[Entries taken from a collection]
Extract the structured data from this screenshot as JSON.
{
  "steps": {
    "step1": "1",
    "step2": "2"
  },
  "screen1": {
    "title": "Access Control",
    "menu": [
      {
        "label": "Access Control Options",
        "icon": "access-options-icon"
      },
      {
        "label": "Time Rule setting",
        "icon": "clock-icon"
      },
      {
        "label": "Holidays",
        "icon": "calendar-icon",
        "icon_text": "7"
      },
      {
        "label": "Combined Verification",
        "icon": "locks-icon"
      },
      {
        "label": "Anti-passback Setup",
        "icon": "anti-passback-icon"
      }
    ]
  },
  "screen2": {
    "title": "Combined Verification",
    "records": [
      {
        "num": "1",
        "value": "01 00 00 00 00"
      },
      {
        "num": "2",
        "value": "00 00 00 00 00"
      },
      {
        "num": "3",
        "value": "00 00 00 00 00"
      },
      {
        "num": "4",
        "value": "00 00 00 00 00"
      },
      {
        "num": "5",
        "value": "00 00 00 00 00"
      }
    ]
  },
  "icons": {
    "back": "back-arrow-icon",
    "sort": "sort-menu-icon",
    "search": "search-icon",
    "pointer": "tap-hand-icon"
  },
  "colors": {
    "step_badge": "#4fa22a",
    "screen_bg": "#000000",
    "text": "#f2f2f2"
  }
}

Written instruction: Each entry above needs to be retyped exactly.

Problem solution:
Extract the structured data from this screenshot as JSON.
{
  "steps": {
    "step1": "1",
    "step2": "2"
  },
  "screen1": {
    "title": "Access Control",
    "menu": [
      {
        "label": "Access Control Options",
        "icon": "access-options-icon"
      },
      {
        "label": "Time Rule setting",
        "icon": "clock-icon"
      },
      {
        "label": "Holidays",
        "icon": "calendar-icon",
        "icon_text": "7"
      },
      {
        "label": "Combined Verification",
        "icon": "locks-icon"
      },
      {
        "label": "Anti-passback Setup",
        "icon": "anti-passback-icon"
      }
    ]
  },
  "screen2": {
    "title": "Combined Verification",
    "records": [
      {
        "num": "1",
        "value": "01 00 00 00 00"
      },
      {
        "num": "2",
        "value": "00 00 00 00 00"
      },
      {
        "num": "3",
        "value": "00 00 00 00 00"
      },
      {
        "num": "4",
        "value": "00 00 00 00 00"
      },
      {
        "num": "5",
        "value": "00 00 00 00 00"
      }
    ]
  },
  "icons": {
    "back": "back-arrow-icon",
    "sort": "sort-menu-icon",
    "search": "search-icon",
    "pointer": "tap-hand-icon"
  },
  "colors": {
    "step_badge": "#4fa22a",
    "screen_bg": "#000000",
    "text": "#f2f2f2"
  }
}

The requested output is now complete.